• **Required work**
Reproduce every record below exactly as it appears.
• • •
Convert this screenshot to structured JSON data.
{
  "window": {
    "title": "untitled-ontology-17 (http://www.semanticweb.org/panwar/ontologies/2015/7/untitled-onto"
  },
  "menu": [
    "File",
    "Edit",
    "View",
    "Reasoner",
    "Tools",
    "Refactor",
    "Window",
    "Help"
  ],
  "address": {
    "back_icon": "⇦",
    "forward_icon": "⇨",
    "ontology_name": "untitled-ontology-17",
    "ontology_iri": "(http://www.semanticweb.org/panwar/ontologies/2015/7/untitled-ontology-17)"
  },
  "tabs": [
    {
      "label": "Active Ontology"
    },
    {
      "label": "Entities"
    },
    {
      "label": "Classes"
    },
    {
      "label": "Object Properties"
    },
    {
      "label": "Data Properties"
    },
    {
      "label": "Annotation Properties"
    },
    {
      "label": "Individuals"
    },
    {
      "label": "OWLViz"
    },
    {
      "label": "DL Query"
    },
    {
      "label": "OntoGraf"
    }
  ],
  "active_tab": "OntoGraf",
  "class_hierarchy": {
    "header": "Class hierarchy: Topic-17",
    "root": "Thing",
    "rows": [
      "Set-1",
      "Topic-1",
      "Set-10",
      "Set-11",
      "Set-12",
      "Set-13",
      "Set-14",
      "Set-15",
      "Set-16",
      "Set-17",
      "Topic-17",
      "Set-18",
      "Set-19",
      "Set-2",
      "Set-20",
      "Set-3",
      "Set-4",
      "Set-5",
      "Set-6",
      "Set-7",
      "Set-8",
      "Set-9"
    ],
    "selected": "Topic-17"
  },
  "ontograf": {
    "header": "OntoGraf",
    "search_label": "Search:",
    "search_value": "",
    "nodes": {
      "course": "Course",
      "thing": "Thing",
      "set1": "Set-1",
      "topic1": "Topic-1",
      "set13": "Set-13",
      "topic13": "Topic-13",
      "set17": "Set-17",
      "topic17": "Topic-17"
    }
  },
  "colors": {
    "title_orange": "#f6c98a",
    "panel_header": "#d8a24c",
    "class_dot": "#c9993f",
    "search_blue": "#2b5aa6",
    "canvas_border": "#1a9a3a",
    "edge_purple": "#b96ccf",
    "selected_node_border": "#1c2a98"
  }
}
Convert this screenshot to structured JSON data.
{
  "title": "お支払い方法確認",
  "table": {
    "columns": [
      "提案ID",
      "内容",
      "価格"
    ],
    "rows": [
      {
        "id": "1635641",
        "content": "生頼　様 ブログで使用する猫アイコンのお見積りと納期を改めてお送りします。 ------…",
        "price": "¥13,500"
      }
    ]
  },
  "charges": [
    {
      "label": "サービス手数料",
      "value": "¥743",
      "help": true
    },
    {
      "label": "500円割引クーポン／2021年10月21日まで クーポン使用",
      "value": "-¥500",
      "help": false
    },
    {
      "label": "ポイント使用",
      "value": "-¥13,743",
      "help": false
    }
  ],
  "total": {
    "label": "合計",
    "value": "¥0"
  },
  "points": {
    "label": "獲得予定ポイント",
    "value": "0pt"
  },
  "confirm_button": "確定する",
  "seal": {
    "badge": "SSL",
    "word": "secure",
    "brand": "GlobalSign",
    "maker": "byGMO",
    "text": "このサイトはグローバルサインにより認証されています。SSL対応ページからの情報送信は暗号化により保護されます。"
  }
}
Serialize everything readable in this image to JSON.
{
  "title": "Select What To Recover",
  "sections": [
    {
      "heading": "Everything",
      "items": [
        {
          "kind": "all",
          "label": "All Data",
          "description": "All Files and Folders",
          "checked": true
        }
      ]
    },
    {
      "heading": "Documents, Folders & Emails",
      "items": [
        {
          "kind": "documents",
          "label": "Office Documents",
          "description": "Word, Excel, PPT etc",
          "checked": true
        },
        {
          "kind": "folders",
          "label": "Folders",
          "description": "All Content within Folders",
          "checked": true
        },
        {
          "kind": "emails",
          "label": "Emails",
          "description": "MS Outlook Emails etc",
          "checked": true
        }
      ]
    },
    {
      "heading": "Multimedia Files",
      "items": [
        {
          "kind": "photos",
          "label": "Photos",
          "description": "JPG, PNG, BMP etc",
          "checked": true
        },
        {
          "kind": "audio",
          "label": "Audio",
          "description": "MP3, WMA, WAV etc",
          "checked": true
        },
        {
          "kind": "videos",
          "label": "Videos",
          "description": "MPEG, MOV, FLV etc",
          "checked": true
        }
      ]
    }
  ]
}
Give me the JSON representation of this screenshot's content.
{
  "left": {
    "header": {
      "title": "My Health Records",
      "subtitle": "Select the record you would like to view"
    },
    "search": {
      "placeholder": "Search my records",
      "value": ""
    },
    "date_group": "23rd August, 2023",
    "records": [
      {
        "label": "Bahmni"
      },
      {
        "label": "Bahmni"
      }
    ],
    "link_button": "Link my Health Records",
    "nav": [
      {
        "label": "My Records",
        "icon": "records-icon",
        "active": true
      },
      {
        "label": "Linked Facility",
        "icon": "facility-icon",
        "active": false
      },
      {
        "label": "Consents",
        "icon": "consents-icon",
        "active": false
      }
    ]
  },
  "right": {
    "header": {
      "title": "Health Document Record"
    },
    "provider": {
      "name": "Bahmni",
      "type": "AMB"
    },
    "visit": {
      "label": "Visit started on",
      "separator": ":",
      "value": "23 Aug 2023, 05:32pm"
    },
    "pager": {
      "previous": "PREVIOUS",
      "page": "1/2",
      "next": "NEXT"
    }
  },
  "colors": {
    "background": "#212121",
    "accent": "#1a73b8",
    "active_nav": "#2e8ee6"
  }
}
• • •
• **Result of this task**
Convert this screenshot to structured JSON data.
{
  "window": {
    "title": "untitled-ontology-17 (http://www.semanticweb.org/panwar/ontologies/2015/7/untitled-onto"
  },
  "menu": [
    "File",
    "Edit",
    "View",
    "Reasoner",
    "Tools",
    "Refactor",
    "Window",
    "Help"
  ],
  "address": {
    "back_icon": "⇦",
    "forward_icon": "⇨",
    "ontology_name": "untitled-ontology-17",
    "ontology_iri": "(http://www.semanticweb.org/panwar/ontologies/2015/7/untitled-ontology-17)"
  },
  "tabs": [
    {
      "label": "Active Ontology"
    },
    {
      "label": "Entities"
    },
    {
      "label": "Classes"
    },
    {
      "label": "Object Properties"
    },
    {
      "label": "Data Properties"
    },
    {
      "label": "Annotation Properties"
    },
    {
      "label": "Individuals"
    },
    {
      "label": "OWLViz"
    },
    {
      "label": "DL Query"
    },
    {
      "label": "OntoGraf"
    }
  ],
  "active_tab": "OntoGraf",
  "class_hierarchy": {
    "header": "Class hierarchy: Topic-17",
    "root": "Thing",
    "rows": [
      "Set-1",
      "Topic-1",
      "Set-10",
      "Set-11",
      "Set-12",
      "Set-13",
      "Set-14",
      "Set-15",
      "Set-16",
      "Set-17",
      "Topic-17",
      "Set-18",
      "Set-19",
      "Set-2",
      "Set-20",
      "Set-3",
      "Set-4",
      "Set-5",
      "Set-6",
      "Set-7",
      "Set-8",
      "Set-9"
    ],
    "selected": "Topic-17"
  },
  "ontograf": {
    "header": "OntoGraf",
    "search_label": "Search:",
    "search_value": "",
    "nodes": {
      "course": "Course",
      "thing": "Thing",
      "set1": "Set-1",
      "topic1": "Topic-1",
      "set13": "Set-13",
      "topic13": "Topic-13",
      "set17": "Set-17",
      "topic17": "Topic-17"
    }
  },
  "colors": {
    "title_orange": "#f6c98a",
    "panel_header": "#d8a24c",
    "class_dot": "#c9993f",
    "search_blue": "#2b5aa6",
    "canvas_border": "#1a9a3a",
    "edge_purple": "#b96ccf",
    "selected_node_border": "#1c2a98"
  }
}
Convert this screenshot to structured JSON data.
{
  "title": "お支払い方法確認",
  "table": {
    "columns": [
      "提案ID",
      "内容",
      "価格"
    ],
    "rows": [
      {
        "id": "1635641",
        "content": "生頼　様 ブログで使用する猫アイコンのお見積りと納期を改めてお送りします。 ------…",
        "price": "¥13,500"
      }
    ]
  },
  "charges": [
    {
      "label": "サービス手数料",
      "value": "¥743",
      "help": true
    },
    {
      "label": "500円割引クーポン／2021年10月21日まで クーポン使用",
      "value": "-¥500",
      "help": false
    },
    {
      "label": "ポイント使用",
      "value": "-¥13,743",
      "help": false
    }
  ],
  "total": {
    "label": "合計",
    "value": "¥0"
  },
  "points": {
    "label": "獲得予定ポイント",
    "value": "0pt"
  },
  "confirm_button": "確定する",
  "seal": {
    "badge": "SSL",
    "word": "secure",
    "brand": "GlobalSign",
    "maker": "byGMO",
    "text": "このサイトはグローバルサインにより認証されています。SSL対応ページからの情報送信は暗号化により保護されます。"
  }
}
Serialize everything readable in this image to JSON.
{
  "title": "Select What To Recover",
  "sections": [
    {
      "heading": "Everything",
      "items": [
        {
          "kind": "all",
          "label": "All Data",
          "description": "All Files and Folders",
          "checked": true
        }
      ]
    },
    {
      "heading": "Documents, Folders & Emails",
      "items": [
        {
          "kind": "documents",
          "label": "Office Documents",
          "description": "Word, Excel, PPT etc",
          "checked": true
        },
        {
          "kind": "folders",
          "label": "Folders",
          "description": "All Content within Folders",
          "checked": true
        },
        {
          "kind": "emails",
          "label": "Emails",
          "description": "MS Outlook Emails etc",
          "checked": true
        }
      ]
    },
    {
      "heading": "Multimedia Files",
      "items": [
        {
          "kind": "photos",
          "label": "Photos",
          "description": "JPG, PNG, BMP etc",
          "checked": true
        },
        {
          "kind": "audio",
          "label": "Audio",
          "description": "MP3, WMA, WAV etc",
          "checked": true
        },
        {
          "kind": "videos",
          "label": "Videos",
          "description": "MPEG, MOV, FLV etc",
          "checked": true
        }
      ]
    }
  ]
}
Give me the JSON representation of this screenshot's content.
{
  "left": {
    "header": {
      "title": "My Health Records",
      "subtitle": "Select the record you would like to view"
    },
    "search": {
      "placeholder": "Search my records",
      "value": ""
    },
    "date_group": "23rd August, 2023",
    "records": [
      {
        "label": "Bahmni"
      },
      {
        "label": "Bahmni"
      }
    ],
    "link_button": "Link my Health Records",
    "nav": [
      {
        "label": "My Records",
        "icon": "records-icon",
        "active": true
      },
      {
        "label": "Linked Facility",
        "icon": "facility-icon",
        "active": false
      },
      {
        "label": "Consents",
        "icon": "consents-icon",
        "active": false
      }
    ]
  },
  "right": {
    "header": {
      "title": "Health Document Record"
    },
    "provider": {
      "name": "Bahmni",
      "type": "AMB"
    },
    "visit": {
      "label": "Visit started on",
      "separator": ":",
      "value": "23 Aug 2023, 05:32pm"
    },
    "pager": {
      "previous": "PREVIOUS",
      "page": "1/2",
      "next": "NEXT"
    }
  },
  "colors": {
    "background": "#212121",
    "accent": "#1a73b8",
    "active_nav": "#2e8ee6"
  }
}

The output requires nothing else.